## [DATA FOR THIS TASK]
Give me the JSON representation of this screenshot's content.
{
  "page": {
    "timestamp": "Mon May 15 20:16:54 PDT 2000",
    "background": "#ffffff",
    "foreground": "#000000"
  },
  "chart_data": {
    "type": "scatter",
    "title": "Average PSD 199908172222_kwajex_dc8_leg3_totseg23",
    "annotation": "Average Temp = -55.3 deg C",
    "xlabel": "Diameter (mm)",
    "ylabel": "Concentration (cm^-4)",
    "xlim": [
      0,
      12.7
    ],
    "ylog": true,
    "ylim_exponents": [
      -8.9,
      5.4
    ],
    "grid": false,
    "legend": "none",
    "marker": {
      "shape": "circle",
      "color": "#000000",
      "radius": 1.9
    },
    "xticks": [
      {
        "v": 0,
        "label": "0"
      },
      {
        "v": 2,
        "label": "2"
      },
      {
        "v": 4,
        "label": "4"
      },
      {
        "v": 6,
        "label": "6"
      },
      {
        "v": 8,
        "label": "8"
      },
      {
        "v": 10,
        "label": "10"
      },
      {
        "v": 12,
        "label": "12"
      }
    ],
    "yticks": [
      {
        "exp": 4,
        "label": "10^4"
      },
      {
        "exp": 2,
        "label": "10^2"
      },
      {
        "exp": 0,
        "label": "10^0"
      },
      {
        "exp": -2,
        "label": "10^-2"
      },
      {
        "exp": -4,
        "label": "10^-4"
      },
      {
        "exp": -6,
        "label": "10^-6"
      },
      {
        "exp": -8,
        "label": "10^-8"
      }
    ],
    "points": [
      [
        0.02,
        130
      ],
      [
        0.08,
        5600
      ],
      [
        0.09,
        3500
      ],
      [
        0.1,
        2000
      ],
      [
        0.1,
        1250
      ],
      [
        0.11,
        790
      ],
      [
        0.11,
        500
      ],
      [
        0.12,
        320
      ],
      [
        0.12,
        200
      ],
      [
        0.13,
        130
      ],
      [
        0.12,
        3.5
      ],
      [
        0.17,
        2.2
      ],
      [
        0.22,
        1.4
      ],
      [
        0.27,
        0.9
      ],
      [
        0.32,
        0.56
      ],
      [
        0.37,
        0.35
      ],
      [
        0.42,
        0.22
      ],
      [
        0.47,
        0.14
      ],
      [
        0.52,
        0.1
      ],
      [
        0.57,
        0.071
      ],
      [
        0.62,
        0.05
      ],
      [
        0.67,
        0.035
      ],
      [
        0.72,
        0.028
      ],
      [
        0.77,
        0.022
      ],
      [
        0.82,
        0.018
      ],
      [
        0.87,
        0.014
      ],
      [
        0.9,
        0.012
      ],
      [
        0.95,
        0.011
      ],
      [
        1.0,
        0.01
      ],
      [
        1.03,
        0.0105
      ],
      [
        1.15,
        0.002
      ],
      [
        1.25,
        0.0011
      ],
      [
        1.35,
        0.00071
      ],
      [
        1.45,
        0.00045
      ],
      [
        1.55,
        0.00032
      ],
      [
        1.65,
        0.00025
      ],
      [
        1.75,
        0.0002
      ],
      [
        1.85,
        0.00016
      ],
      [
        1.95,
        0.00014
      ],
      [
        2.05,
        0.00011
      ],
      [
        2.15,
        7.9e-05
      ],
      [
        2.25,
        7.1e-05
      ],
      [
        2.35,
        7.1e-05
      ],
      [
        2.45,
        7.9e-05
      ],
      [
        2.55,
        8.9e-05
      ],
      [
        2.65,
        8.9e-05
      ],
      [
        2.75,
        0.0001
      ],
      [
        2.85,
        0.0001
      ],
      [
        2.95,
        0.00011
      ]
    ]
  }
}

## [STATED EXERCISE]
Return the entries above exactly, each one complete.

## [WRITTEN RESPONSE]
Give me the JSON representation of this screenshot's content.
{
  "page": {
    "timestamp": "Mon May 15 20:16:54 PDT 2000",
    "background": "#ffffff",
    "foreground": "#000000"
  },
  "chart_data": {
    "type": "scatter",
    "title": "Average PSD 199908172222_kwajex_dc8_leg3_totseg23",
    "annotation": "Average Temp = -55.3 deg C",
    "xlabel": "Diameter (mm)",
    "ylabel": "Concentration (cm^-4)",
    "xlim": [
      0,
      12.7
    ],
    "ylog": true,
    "ylim_exponents": [
      -8.9,
      5.4
    ],
    "grid": false,
    "legend": "none",
    "marker": {
      "shape": "circle",
      "color": "#000000",
      "radius": 1.9
    },
    "xticks": [
      {
        "v": 0,
        "label": "0"
      },
      {
        "v": 2,
        "label": "2"
      },
      {
        "v": 4,
        "label": "4"
      },
      {
        "v": 6,
        "label": "6"
      },
      {
        "v": 8,
        "label": "8"
      },
      {
        "v": 10,
        "label": "10"
      },
      {
        "v": 12,
        "label": "12"
      }
    ],
    "yticks": [
      {
        "exp": 4,
        "label": "10^4"
      },
      {
        "exp": 2,
        "label": "10^2"
      },
      {
        "exp": 0,
        "label": "10^0"
      },
      {
        "exp": -2,
        "label": "10^-2"
      },
      {
        "exp": -4,
        "label": "10^-4"
      },
      {
        "exp": -6,
        "label": "10^-6"
      },
      {
        "exp": -8,
        "label": "10^-8"
      }
    ],
    "points": [
      [
        0.02,
        130
      ],
      [
        0.08,
        5600
      ],
      [
        0.09,
        3500
      ],
      [
        0.1,
        2000
      ],
      [
        0.1,
        1250
      ],
      [
        0.11,
        790
      ],
      [
        0.11,
        500
      ],
      [
        0.12,
        320
      ],
      [
        0.12,
        200
      ],
      [
        0.13,
        130
      ],
      [
        0.12,
        3.5
      ],
      [
        0.17,
        2.2
      ],
      [
        0.22,
        1.4
      ],
      [
        0.27,
        0.9
      ],
      [
        0.32,
        0.56
      ],
      [
        0.37,
        0.35
      ],
      [
        0.42,
        0.22
      ],
      [
        0.47,
        0.14
      ],
      [
        0.52,
        0.1
      ],
      [
        0.57,
        0.071
      ],
      [
        0.62,
        0.05
      ],
      [
        0.67,
        0.035
      ],
      [
        0.72,
        0.028
      ],
      [
        0.77,
        0.022
      ],
      [
        0.82,
        0.018
      ],
      [
        0.87,
        0.014
      ],
      [
        0.9,
        0.012
      ],
      [
        0.95,
        0.011
      ],
      [
        1.0,
        0.01
      ],
      [
        1.03,
        0.0105
      ],
      [
        1.15,
        0.002
      ],
      [
        1.25,
        0.0011
      ],
      [
        1.35,
        0.00071
      ],
      [
        1.45,
        0.00045
      ],
      [
        1.55,
        0.00032
      ],
      [
        1.65,
        0.00025
      ],
      [
        1.75,
        0.0002
      ],
      [
        1.85,
        0.00016
      ],
      [
        1.95,
        0.00014
      ],
      [
        2.05,
        0.00011
      ],
      [
        2.15,
        7.9e-05
      ],
      [
        2.25,
        7.1e-05
      ],
      [
        2.35,
        7.1e-05
      ],
      [
        2.45,
        7.9e-05
      ],
      [
        2.55,
        8.9e-05
      ],
      [
        2.65,
        8.9e-05
      ],
      [
        2.75,
        0.0001
      ],
      [
        2.85,
        0.0001
      ],
      [
        2.95,
        0.00011
      ]
    ]
  }
}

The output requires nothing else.